DESCRIPTION OF THE TASK: Copy out each line of the data that holds the word "JSON".

----

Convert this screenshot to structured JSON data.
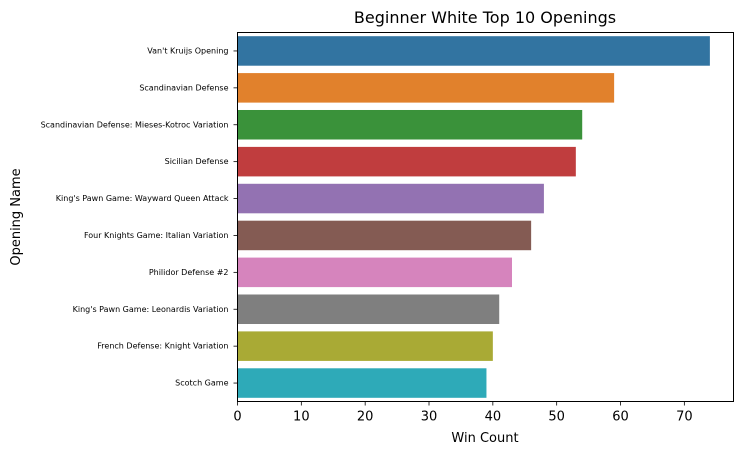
{
  "chart_data": {
    "type": "bar",
    "orientation": "horizontal",
    "title": "Beginner White Top 10 Openings",
    "xlabel": "Win Count",
    "ylabel": "Opening Name",
    "xlim": [
      0,
      77.7
    ],
    "xticks": [
      0,
      10,
      20,
      30,
      40,
      50,
      60,
      70
    ],
    "grid": false,
    "legend": "none",
    "categories": [
      "Van't Kruijs Opening",
      "Scandinavian Defense",
      "Scandinavian Defense: Mieses-Kotroc Variation",
      "Sicilian Defense",
      "King's Pawn Game: Wayward Queen Attack",
      "Four Knights Game: Italian Variation",
      "Philidor Defense #2",
      "King's Pawn Game: Leonardis Variation",
      "French Defense: Knight Variation",
      "Scotch Game"
    ],
    "values": [
      74,
      59,
      54,
      53,
      48,
      46,
      43,
      41,
      40,
      39
    ],
    "colors": [
      "#3274a1",
      "#e1812c",
      "#3a923a",
      "#c03d3e",
      "#9372b2",
      "#845b53",
      "#d684bd",
      "#7f7f7f",
      "#a9aa35",
      "#2eaab8"
    ]
  }
}
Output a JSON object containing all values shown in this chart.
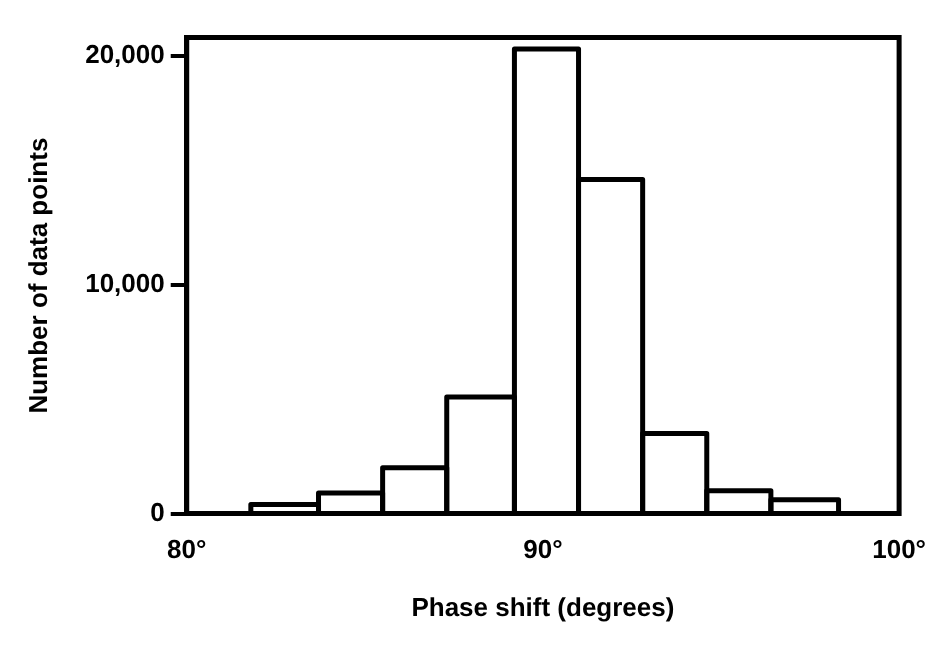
{
  "chart_data": {
    "type": "histogram",
    "xlabel": "Phase shift (degrees)",
    "ylabel": "Number of data points",
    "bins": [
      81.8,
      83.7,
      85.5,
      87.3,
      89.2,
      91.0,
      92.8,
      94.6,
      96.4,
      98.3
    ],
    "values": [
      400,
      900,
      2000,
      5100,
      20300,
      14600,
      3500,
      1000,
      600
    ],
    "color": "#000000",
    "xlim": [
      80,
      100
    ],
    "xticks": [
      {
        "value": 80,
        "label": "80°"
      },
      {
        "value": 90,
        "label": "90°"
      },
      {
        "value": 100,
        "label": "100°"
      }
    ],
    "ylim": [
      0,
      20800
    ],
    "yticks": [
      {
        "value": 0,
        "label": "0"
      },
      {
        "value": 10000,
        "label": "10,000"
      },
      {
        "value": 20000,
        "label": "20,000"
      }
    ],
    "grid": false,
    "legend": false
  }
}
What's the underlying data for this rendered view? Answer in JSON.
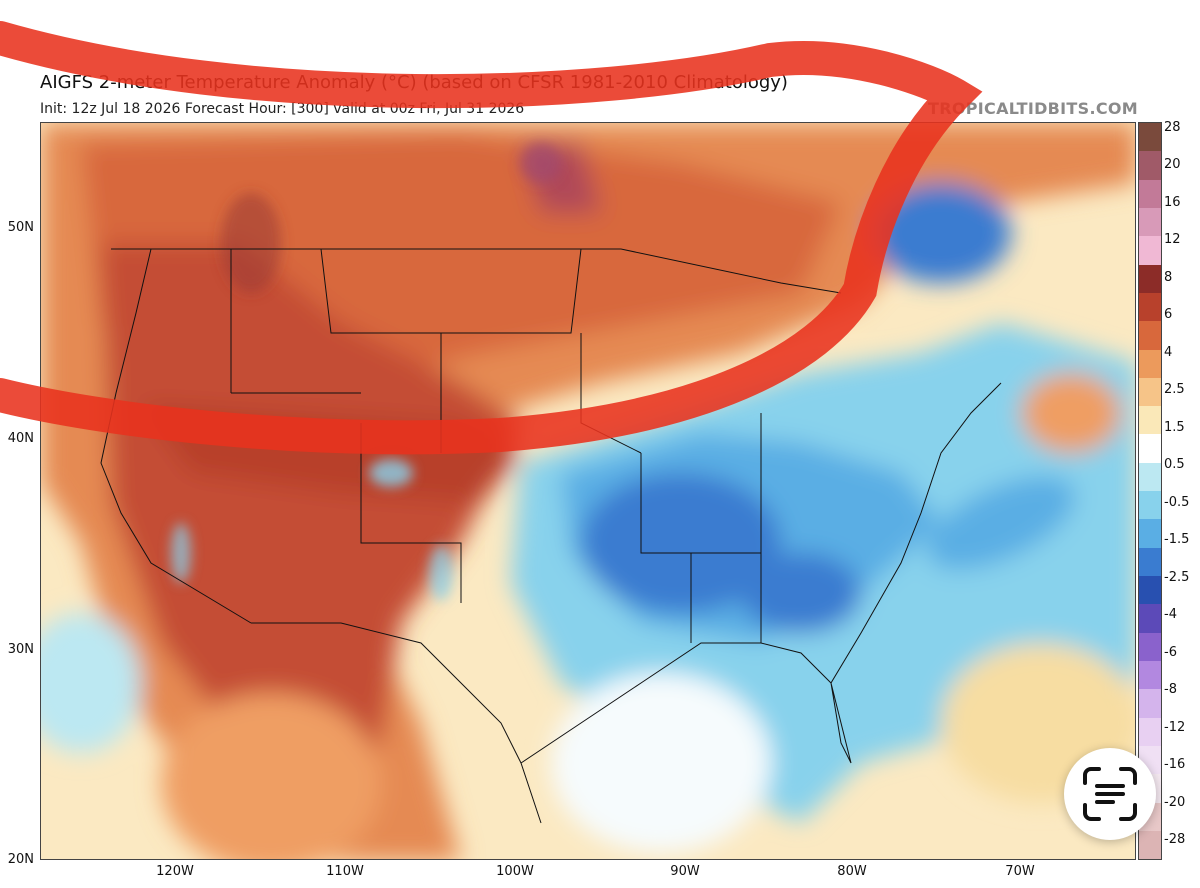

----

ANSWER FOR THIS EXERCISE:
Convert this screenshot to structured JSON data.
Output a JSON object containing all values shown in this chart.
What's the underlying data for this rendered view? Answer in JSON.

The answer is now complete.